[Begin Records shown]
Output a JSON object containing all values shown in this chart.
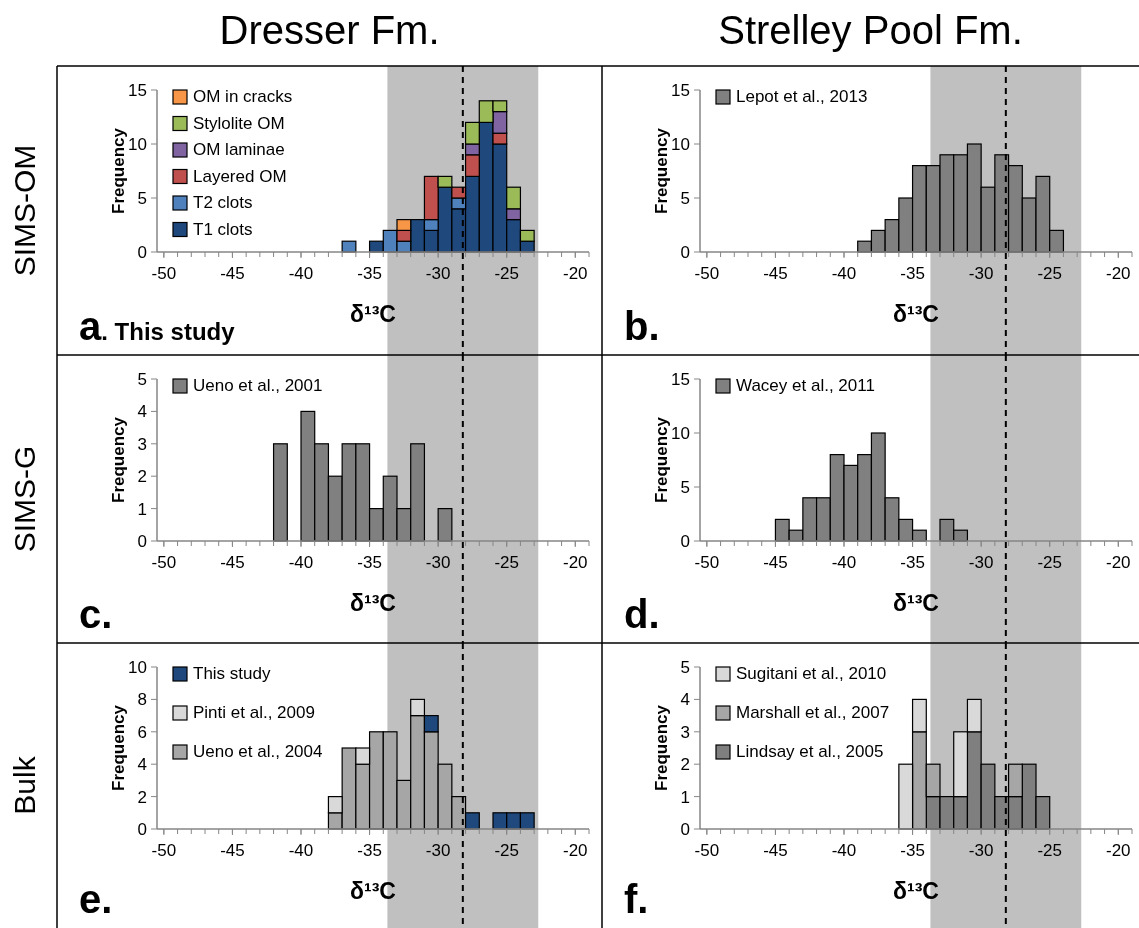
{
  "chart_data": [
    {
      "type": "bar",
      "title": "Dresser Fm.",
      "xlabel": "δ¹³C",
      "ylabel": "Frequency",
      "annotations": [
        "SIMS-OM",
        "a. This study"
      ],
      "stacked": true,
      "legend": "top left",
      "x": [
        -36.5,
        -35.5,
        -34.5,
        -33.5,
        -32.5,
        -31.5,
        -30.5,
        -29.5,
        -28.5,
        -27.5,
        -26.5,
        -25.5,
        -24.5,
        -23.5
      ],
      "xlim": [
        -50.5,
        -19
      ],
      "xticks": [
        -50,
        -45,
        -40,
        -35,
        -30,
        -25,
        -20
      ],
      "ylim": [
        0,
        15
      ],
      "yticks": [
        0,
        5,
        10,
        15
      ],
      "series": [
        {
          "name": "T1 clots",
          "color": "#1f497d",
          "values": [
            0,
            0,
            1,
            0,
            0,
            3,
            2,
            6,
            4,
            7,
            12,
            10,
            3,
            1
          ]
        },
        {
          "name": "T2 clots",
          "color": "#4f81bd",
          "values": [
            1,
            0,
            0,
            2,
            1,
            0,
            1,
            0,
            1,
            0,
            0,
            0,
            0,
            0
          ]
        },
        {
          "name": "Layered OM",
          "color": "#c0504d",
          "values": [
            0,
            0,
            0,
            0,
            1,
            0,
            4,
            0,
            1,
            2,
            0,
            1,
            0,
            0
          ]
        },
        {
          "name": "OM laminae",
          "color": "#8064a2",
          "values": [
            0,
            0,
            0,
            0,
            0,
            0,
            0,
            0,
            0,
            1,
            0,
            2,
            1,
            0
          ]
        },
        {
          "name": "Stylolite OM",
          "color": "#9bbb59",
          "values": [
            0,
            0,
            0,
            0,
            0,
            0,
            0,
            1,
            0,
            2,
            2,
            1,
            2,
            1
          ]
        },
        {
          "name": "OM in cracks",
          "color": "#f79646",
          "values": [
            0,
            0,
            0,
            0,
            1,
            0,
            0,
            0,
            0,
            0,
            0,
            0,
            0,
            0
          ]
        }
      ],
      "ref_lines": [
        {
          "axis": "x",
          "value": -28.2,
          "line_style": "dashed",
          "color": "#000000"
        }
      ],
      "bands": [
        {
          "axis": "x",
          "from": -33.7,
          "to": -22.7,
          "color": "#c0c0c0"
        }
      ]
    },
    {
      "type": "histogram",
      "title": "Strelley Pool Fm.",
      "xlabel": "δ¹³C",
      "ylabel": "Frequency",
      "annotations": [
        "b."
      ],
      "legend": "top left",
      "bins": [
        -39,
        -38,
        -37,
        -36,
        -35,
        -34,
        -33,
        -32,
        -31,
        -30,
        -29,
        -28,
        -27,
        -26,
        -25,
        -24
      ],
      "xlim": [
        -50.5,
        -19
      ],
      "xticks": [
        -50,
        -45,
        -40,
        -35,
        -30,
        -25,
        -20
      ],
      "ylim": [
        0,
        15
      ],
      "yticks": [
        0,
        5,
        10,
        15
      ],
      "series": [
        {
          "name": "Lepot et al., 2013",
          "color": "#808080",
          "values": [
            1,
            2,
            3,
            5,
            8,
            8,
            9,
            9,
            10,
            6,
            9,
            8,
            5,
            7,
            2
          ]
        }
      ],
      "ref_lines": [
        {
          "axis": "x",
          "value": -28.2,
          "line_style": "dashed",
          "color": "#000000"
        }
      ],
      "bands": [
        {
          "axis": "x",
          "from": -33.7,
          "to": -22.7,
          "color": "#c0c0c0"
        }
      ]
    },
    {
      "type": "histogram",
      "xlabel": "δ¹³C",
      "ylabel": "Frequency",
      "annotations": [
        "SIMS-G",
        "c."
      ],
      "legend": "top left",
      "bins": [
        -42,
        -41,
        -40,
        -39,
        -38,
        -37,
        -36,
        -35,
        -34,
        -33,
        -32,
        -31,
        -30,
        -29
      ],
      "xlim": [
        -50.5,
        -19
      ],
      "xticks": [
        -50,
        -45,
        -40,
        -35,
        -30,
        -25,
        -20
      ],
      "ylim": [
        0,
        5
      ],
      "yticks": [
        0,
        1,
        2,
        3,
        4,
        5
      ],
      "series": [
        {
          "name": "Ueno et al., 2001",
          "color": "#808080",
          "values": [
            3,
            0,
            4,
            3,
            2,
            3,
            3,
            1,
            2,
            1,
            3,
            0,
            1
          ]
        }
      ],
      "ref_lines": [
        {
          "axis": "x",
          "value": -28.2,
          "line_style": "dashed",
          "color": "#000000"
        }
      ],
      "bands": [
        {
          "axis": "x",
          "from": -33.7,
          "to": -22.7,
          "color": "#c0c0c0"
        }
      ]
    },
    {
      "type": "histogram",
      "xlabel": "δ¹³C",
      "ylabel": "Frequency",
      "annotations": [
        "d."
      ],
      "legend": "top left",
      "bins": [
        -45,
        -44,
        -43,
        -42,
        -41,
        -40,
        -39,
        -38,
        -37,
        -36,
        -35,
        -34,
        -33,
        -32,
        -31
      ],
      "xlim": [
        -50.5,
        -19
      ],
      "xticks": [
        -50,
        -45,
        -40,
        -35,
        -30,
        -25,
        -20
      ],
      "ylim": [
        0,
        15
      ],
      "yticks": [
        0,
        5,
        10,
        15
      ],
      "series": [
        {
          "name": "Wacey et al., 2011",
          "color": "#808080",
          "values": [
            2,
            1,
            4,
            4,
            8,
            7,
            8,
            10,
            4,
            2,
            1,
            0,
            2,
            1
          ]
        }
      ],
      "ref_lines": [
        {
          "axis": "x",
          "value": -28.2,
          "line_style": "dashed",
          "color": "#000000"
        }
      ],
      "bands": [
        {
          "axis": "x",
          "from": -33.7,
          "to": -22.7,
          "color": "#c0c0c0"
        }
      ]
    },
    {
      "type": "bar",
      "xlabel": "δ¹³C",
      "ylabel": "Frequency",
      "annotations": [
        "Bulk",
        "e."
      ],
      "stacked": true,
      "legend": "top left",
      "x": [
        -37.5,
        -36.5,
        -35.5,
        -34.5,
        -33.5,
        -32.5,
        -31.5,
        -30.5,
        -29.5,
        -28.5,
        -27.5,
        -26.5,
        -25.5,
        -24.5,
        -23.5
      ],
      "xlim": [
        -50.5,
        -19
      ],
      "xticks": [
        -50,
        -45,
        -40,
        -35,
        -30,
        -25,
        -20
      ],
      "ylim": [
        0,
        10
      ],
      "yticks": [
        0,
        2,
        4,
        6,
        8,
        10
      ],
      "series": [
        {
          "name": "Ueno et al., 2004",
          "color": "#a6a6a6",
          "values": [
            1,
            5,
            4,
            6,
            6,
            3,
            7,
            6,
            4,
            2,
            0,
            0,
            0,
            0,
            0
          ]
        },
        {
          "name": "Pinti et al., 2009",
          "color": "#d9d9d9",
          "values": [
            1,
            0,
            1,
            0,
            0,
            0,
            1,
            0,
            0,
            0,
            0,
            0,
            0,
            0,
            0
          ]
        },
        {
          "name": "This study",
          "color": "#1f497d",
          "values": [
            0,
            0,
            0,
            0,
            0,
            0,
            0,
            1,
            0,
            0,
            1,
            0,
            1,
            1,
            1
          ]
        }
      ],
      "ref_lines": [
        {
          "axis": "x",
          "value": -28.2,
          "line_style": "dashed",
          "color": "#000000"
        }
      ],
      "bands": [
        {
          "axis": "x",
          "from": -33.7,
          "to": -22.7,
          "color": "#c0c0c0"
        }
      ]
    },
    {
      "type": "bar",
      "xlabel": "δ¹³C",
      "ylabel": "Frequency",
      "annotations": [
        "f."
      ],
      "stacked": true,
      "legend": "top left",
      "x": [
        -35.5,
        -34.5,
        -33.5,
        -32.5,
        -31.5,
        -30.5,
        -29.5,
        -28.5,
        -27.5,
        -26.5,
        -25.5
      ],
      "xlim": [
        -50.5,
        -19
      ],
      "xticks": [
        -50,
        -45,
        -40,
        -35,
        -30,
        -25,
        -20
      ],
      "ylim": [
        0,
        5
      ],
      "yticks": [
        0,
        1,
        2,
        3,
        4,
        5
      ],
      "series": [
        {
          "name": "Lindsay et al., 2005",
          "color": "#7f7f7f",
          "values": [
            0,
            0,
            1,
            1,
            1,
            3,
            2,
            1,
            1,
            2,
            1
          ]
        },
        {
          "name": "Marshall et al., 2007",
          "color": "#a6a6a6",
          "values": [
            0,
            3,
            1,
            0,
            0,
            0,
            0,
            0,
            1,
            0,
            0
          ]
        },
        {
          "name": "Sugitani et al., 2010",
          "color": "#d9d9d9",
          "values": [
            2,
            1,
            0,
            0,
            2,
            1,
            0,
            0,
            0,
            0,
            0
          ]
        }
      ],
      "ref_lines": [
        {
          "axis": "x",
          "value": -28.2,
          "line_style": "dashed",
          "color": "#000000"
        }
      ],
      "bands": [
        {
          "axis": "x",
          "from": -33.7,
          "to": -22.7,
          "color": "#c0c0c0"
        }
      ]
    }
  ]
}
[End Records shown]
[Begin Records shown]
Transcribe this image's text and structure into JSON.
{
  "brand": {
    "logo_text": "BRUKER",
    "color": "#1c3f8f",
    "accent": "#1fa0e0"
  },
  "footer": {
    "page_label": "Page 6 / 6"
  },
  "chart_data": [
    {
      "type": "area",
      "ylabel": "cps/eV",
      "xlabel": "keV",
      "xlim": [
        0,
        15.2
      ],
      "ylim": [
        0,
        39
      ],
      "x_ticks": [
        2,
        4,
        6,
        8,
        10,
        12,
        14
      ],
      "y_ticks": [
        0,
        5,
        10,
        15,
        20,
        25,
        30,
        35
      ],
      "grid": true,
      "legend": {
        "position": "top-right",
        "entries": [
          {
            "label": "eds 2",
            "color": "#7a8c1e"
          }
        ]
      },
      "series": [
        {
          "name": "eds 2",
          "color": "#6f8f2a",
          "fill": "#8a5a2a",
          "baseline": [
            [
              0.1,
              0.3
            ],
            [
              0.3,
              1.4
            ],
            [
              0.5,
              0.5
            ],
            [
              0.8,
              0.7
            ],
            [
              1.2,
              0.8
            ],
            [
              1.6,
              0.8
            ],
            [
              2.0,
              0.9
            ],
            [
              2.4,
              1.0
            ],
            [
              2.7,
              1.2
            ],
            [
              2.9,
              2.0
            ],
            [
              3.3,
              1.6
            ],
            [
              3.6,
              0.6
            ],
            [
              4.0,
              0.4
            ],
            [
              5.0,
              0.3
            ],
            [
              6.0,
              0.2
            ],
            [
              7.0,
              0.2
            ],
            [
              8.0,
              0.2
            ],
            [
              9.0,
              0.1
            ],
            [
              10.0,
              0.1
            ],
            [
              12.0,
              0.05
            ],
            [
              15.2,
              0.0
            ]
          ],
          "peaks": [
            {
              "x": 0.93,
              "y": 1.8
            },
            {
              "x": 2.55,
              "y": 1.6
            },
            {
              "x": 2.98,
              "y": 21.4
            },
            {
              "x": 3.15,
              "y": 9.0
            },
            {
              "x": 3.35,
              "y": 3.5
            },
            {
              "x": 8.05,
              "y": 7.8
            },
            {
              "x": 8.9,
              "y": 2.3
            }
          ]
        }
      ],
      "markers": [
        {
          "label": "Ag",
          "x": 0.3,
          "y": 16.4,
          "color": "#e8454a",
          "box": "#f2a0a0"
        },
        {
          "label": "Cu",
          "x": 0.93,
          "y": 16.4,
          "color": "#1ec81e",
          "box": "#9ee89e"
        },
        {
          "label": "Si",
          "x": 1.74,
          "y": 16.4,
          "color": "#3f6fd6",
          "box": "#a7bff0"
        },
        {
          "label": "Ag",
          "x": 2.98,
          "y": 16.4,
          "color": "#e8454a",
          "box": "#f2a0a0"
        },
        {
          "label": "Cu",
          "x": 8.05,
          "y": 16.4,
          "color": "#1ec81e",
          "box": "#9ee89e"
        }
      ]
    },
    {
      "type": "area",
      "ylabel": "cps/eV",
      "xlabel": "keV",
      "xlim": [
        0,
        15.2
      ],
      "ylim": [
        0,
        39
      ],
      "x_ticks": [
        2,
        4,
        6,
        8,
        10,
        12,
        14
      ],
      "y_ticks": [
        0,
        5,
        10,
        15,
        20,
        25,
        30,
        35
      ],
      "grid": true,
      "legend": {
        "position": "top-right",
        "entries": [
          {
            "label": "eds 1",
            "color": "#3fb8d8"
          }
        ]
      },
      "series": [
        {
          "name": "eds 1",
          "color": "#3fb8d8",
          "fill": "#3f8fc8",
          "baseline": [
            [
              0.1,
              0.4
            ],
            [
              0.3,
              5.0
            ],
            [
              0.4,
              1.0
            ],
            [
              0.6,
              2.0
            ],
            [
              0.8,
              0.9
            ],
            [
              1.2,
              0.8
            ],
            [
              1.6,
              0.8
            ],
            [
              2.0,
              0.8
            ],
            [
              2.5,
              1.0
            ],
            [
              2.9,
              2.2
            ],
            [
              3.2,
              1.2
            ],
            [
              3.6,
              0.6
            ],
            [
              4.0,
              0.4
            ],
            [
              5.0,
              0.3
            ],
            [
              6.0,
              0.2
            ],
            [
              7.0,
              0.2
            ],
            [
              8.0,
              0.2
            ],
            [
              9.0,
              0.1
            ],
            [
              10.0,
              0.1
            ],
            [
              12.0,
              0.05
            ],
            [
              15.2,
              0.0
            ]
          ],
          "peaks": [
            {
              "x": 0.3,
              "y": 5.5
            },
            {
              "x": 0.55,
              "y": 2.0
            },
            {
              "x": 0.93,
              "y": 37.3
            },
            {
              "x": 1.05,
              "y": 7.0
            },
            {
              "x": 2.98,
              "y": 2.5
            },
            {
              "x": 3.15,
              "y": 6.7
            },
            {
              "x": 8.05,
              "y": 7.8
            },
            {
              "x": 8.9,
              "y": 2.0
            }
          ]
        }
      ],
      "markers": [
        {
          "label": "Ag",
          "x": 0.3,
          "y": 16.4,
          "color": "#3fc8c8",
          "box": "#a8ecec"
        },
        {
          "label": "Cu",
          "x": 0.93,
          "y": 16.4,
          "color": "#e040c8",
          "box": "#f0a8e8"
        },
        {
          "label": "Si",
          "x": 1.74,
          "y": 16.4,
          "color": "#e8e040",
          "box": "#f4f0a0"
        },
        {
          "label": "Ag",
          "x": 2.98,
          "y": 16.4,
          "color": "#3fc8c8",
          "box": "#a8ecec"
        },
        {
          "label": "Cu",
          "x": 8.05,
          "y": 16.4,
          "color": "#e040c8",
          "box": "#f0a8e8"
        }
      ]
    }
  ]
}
[End Records shown]
Work out how many lines of the listing above include the word "JSON". Reply with nothing but the count.

## Written solution
2